## WRITTEN EXERCISE
Please copy word for word the part of the listing below that opens with the line containing "empty-cell — [218, 296, 250, 325]" and closes with the line containing "element-cell-fe — [310, 240, 342, 269]", keeping both of those lines.

Listings of box coordinates
* START *

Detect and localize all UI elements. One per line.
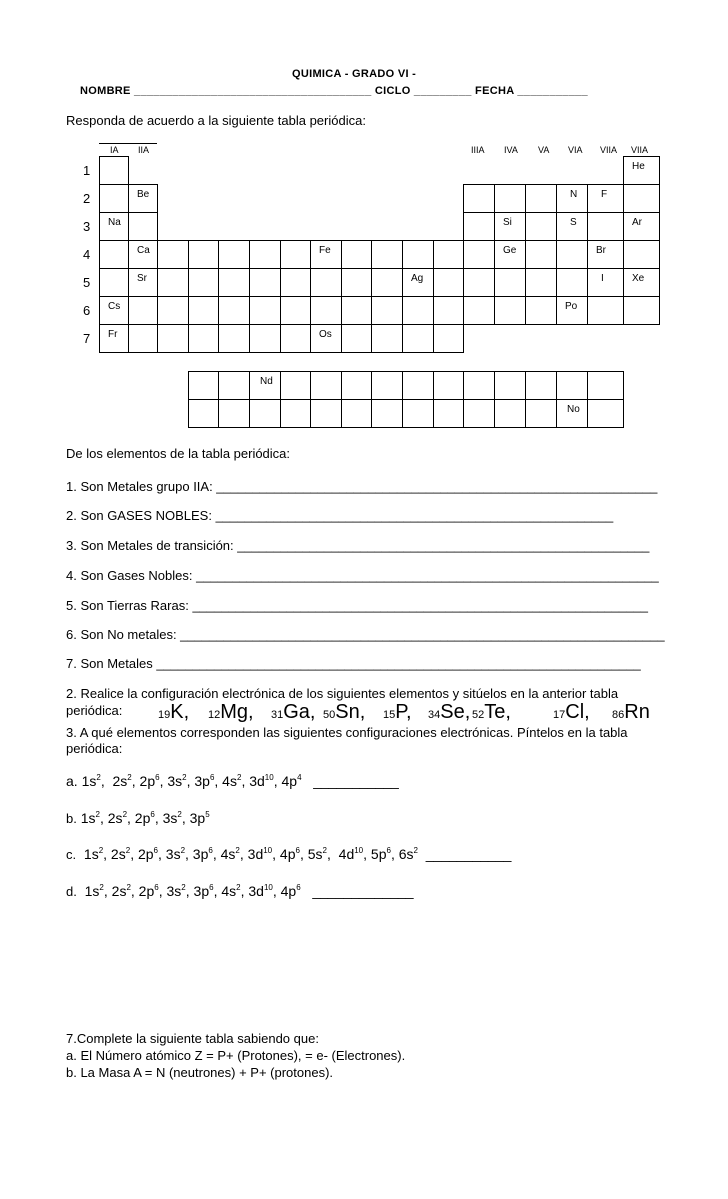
empty-cell — [218, 296, 250, 325]
empty-cell — [188, 399, 219, 428]
element-list — [66, 703, 122, 718]
atomic-number: 15 — [383, 709, 396, 721]
config-d-answer: _____________ — [312, 883, 414, 899]
element-cell-fr — [99, 324, 129, 353]
element-symbol: Fr — [108, 329, 118, 340]
identify-question-line-2: periódica: — [66, 741, 123, 756]
empty-cell — [249, 296, 281, 325]
element-cell-fe — [310, 240, 342, 269]
config-c: c. $1s^2$, $2s^2$, $2p^6$, $3s^2$, $3p^6$, $4s^2$, $3d^{10}$, $4p^6$, $5s^2$, $4d^{10}$, $5p^6$, $6s^2$ ___________ — [66, 846, 512, 862]
config-d-label: d. — [66, 884, 77, 899]
empty-cell — [494, 399, 526, 428]
element-symbol: Os — [319, 329, 332, 340]
empty-cell — [99, 156, 129, 185]
element-item — [428, 701, 470, 724]
question-7: 7. Son Metales ___________________________________________________________________ — [66, 656, 641, 671]
empty-cell — [157, 268, 189, 297]
group-label-ia: IA — [110, 145, 119, 155]
empty-cell — [249, 324, 281, 353]
empty-cell — [128, 324, 158, 353]
empty-cell — [249, 240, 281, 269]
student-info-line: NOMBRE _____________________________________ CICLO _________ FECHA ___________ — [80, 85, 588, 97]
config-question-line: 2. Realice la configuración electrónica de los siguientes elementos y sitúelos en la anterior tabla — [66, 686, 619, 701]
group-label-iva: IVA — [504, 145, 518, 155]
config-b: b. $1s^2$, $2s^2$, $2p^6$, $3s^2$, $3p^5$ — [66, 810, 210, 826]
empty-cell — [623, 184, 660, 213]
empty-cell — [525, 240, 557, 269]
empty-cell — [371, 399, 403, 428]
element-cell-no — [556, 399, 588, 428]
empty-cell — [525, 399, 557, 428]
element-cell-f — [587, 184, 624, 213]
group-label-divider — [99, 143, 157, 144]
element-cell-sr — [128, 268, 158, 297]
empty-cell — [280, 371, 311, 400]
element-item — [323, 701, 365, 724]
element-symbol: Ag — [411, 273, 424, 284]
empty-cell — [525, 212, 557, 241]
empty-cell — [433, 324, 464, 353]
question-3: 3. Son Metales de transición: _________________________________________________________ — [66, 538, 650, 553]
empty-cell — [218, 268, 250, 297]
empty-cell — [494, 268, 526, 297]
empty-cell — [341, 371, 372, 400]
q7-line-3: b. La Masa A = N (neutrones) + P+ (protones). — [66, 1065, 334, 1080]
element-symbol: Sn, — [335, 701, 366, 723]
group-label-iia: IIA — [138, 145, 150, 155]
element-cell-br — [587, 240, 624, 269]
atomic-number: 31 — [271, 709, 284, 721]
empty-cell — [188, 371, 219, 400]
element-symbol: Rn — [624, 701, 650, 723]
section-intro: De los elementos de la tabla periódica: — [66, 446, 291, 461]
empty-cell — [525, 268, 557, 297]
element-symbol: Po — [565, 301, 578, 312]
group-label-viia-2: VIIA — [631, 145, 649, 155]
empty-cell — [371, 240, 403, 269]
element-symbol: S — [570, 217, 577, 228]
element-symbol: Cs — [108, 301, 121, 312]
element-item — [271, 701, 316, 724]
empty-cell — [463, 212, 495, 241]
group-label-iiia: IIIA — [471, 145, 485, 155]
empty-cell — [310, 296, 342, 325]
empty-cell — [433, 240, 464, 269]
period-7: 7 — [83, 331, 91, 346]
element-item — [553, 701, 590, 724]
empty-cell — [402, 371, 434, 400]
period-2: 2 — [83, 191, 91, 206]
empty-cell — [433, 371, 464, 400]
atomic-number: 52 — [472, 709, 485, 721]
element-item — [472, 701, 511, 724]
atomic-number: 34 — [428, 709, 441, 721]
empty-cell — [280, 296, 311, 325]
element-symbol: F — [601, 189, 608, 200]
period-5: 5 — [83, 275, 91, 290]
empty-cell — [525, 371, 557, 400]
empty-cell — [587, 399, 624, 428]
empty-cell — [556, 371, 588, 400]
element-list-prefix: periódica: — [66, 703, 123, 718]
config-b-label: b. — [66, 811, 77, 826]
empty-cell — [587, 296, 624, 325]
empty-cell — [128, 296, 158, 325]
atomic-number: 12 — [208, 709, 221, 721]
element-cell-os — [310, 324, 342, 353]
empty-cell — [157, 324, 189, 353]
element-cell-xe — [623, 268, 660, 297]
element-symbol: He — [632, 161, 645, 172]
element-cell-ar — [623, 212, 660, 241]
empty-cell — [463, 268, 495, 297]
element-cell-ag — [402, 268, 434, 297]
empty-cell — [433, 399, 464, 428]
element-cell-n — [556, 184, 588, 213]
page-title: QUIMICA - GRADO VI - — [292, 68, 417, 80]
empty-cell — [188, 268, 219, 297]
empty-cell — [218, 240, 250, 269]
config-c-label: c. — [66, 847, 77, 862]
element-symbol: Mg, — [220, 701, 254, 723]
empty-cell — [188, 296, 219, 325]
atomic-number: 17 — [553, 709, 566, 721]
empty-cell — [402, 240, 434, 269]
q7-line-1: 7.Complete la siguiente tabla sabiendo que: — [66, 1031, 319, 1046]
empty-cell — [371, 324, 403, 353]
element-cell-he — [623, 156, 660, 185]
element-cell-po — [556, 296, 588, 325]
element-symbol: Ga, — [283, 701, 316, 723]
empty-cell — [525, 296, 557, 325]
element-cell-s — [556, 212, 588, 241]
element-item — [158, 701, 189, 724]
element-cell-cs — [99, 296, 129, 325]
config-a-answer: ___________ — [313, 773, 399, 789]
question-6: 6. Son No metales: ___________________________________________________________________ — [66, 627, 665, 642]
empty-cell — [556, 268, 588, 297]
period-6: 6 — [83, 303, 91, 318]
empty-cell — [310, 268, 342, 297]
element-cell-si — [494, 212, 526, 241]
element-symbol: Ca — [137, 245, 150, 256]
config-a: a. $1s^2$, $2s^2$, $2p^6$, $3s^2$, $3p^6$, $4s^2$, $3d^{10}$, $4p^4$ ___________ — [66, 773, 399, 789]
period-1: 1 — [83, 163, 91, 178]
element-item — [612, 701, 650, 724]
empty-cell — [280, 399, 311, 428]
element-cell-be — [128, 184, 158, 213]
empty-cell — [128, 212, 158, 241]
empty-cell — [494, 184, 526, 213]
empty-cell — [556, 240, 588, 269]
element-symbol: Br — [596, 245, 606, 256]
empty-cell — [463, 184, 495, 213]
empty-cell — [494, 296, 526, 325]
empty-cell — [371, 371, 403, 400]
empty-cell — [341, 268, 372, 297]
empty-cell — [99, 240, 129, 269]
empty-cell — [463, 296, 495, 325]
empty-cell — [218, 399, 250, 428]
empty-cell — [371, 296, 403, 325]
empty-cell — [249, 399, 281, 428]
empty-cell — [310, 371, 342, 400]
element-symbol: Xe — [632, 273, 645, 284]
question-2: 2. Son GASES NOBLES: _______________________________________________________ — [66, 508, 614, 523]
element-cell-i — [587, 268, 624, 297]
empty-cell — [188, 324, 219, 353]
period-4: 4 — [83, 247, 91, 262]
group-label-viia: VIIA — [600, 145, 618, 155]
empty-cell — [341, 399, 372, 428]
atomic-number: 50 — [323, 709, 336, 721]
config-a-label: a. — [66, 773, 78, 789]
empty-cell — [341, 240, 372, 269]
element-symbol: Ge — [503, 245, 517, 256]
atomic-number: 86 — [612, 709, 625, 721]
empty-cell — [623, 240, 660, 269]
element-symbol: K, — [170, 701, 190, 723]
empty-cell — [463, 371, 495, 400]
element-symbol: Se, — [440, 701, 471, 723]
empty-cell — [433, 296, 464, 325]
element-cell-na — [99, 212, 129, 241]
element-symbol: Si — [503, 217, 512, 228]
empty-cell — [218, 324, 250, 353]
empty-cell — [623, 296, 660, 325]
instruction-text: Responda de acuerdo a la siguiente tabla periódica: — [66, 113, 366, 128]
empty-cell — [99, 268, 129, 297]
group-label-via: VIA — [568, 145, 583, 155]
question-1: 1. Son Metales grupo IIA: _____________________________________________________________ — [66, 479, 658, 494]
empty-cell — [188, 240, 219, 269]
empty-cell — [249, 268, 281, 297]
element-symbol: No — [567, 404, 580, 415]
empty-cell — [433, 268, 464, 297]
element-symbol: Sr — [137, 273, 147, 284]
empty-cell — [280, 324, 311, 353]
empty-cell — [402, 296, 434, 325]
element-symbol: Na — [108, 217, 121, 228]
empty-cell — [280, 268, 311, 297]
empty-cell — [280, 240, 311, 269]
empty-cell — [587, 212, 624, 241]
q7-line-2: a. El Número atómico Z = P+ (Protones), = e- (Electrones). — [66, 1048, 406, 1063]
element-symbol: N — [570, 189, 578, 200]
empty-cell — [341, 296, 372, 325]
empty-cell — [218, 371, 250, 400]
empty-cell — [402, 324, 434, 353]
empty-cell — [371, 268, 403, 297]
period-3: 3 — [83, 219, 91, 234]
empty-cell — [99, 184, 129, 213]
empty-cell — [463, 240, 495, 269]
empty-cell — [402, 399, 434, 428]
element-item — [208, 701, 254, 724]
empty-cell — [157, 240, 189, 269]
empty-cell — [587, 371, 624, 400]
element-symbol: Te, — [484, 701, 511, 723]
element-symbol: Nd — [260, 376, 273, 387]
config-d: d. $1s^2$, $2s^2$, $2p^6$, $3s^2$, $3p^6$, $4s^2$, $3d^{10}$, $4p^6$ _____________ — [66, 883, 414, 899]
element-symbol: I — [601, 273, 604, 284]
element-symbol: Be — [137, 189, 150, 200]
group-label-va: VA — [538, 145, 550, 155]
element-symbol: Fe — [319, 245, 331, 256]
element-cell-nd — [249, 371, 281, 400]
element-symbol: Cl, — [565, 701, 590, 723]
config-c-answer: ___________ — [425, 846, 512, 862]
empty-cell — [494, 371, 526, 400]
identify-question-line: 3. A qué elementos corresponden las siguientes configuraciones electrónicas. Píntelos en la tabla — [66, 725, 628, 740]
element-item — [383, 701, 412, 724]
empty-cell — [310, 399, 342, 428]
element-symbol: Ar — [632, 217, 642, 228]
empty-cell — [463, 399, 495, 428]
element-symbol: P, — [395, 701, 412, 723]
atomic-number: 19 — [158, 709, 171, 721]
empty-cell — [341, 324, 372, 353]
element-cell-ca — [128, 240, 158, 269]
empty-cell — [157, 296, 189, 325]
element-cell-ge — [494, 240, 526, 269]
empty-cell — [525, 184, 557, 213]
question-4: 4. Son Gases Nobles: ________________________________________________________________ — [66, 568, 659, 583]
question-5: 5. Son Tierras Raras: _______________________________________________________________ — [66, 598, 648, 613]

* END *

## FINISHED ANSWER
empty-cell — [218, 296, 250, 325]
empty-cell — [188, 399, 219, 428]
element-list — [66, 703, 122, 718]
atomic-number: 15 — [383, 709, 396, 721]
config-d-answer: _____________ — [312, 883, 414, 899]
element-cell-fr — [99, 324, 129, 353]
element-symbol: Fr — [108, 329, 118, 340]
identify-question-line-2: periódica: — [66, 741, 123, 756]
empty-cell — [249, 296, 281, 325]
element-cell-fe — [310, 240, 342, 269]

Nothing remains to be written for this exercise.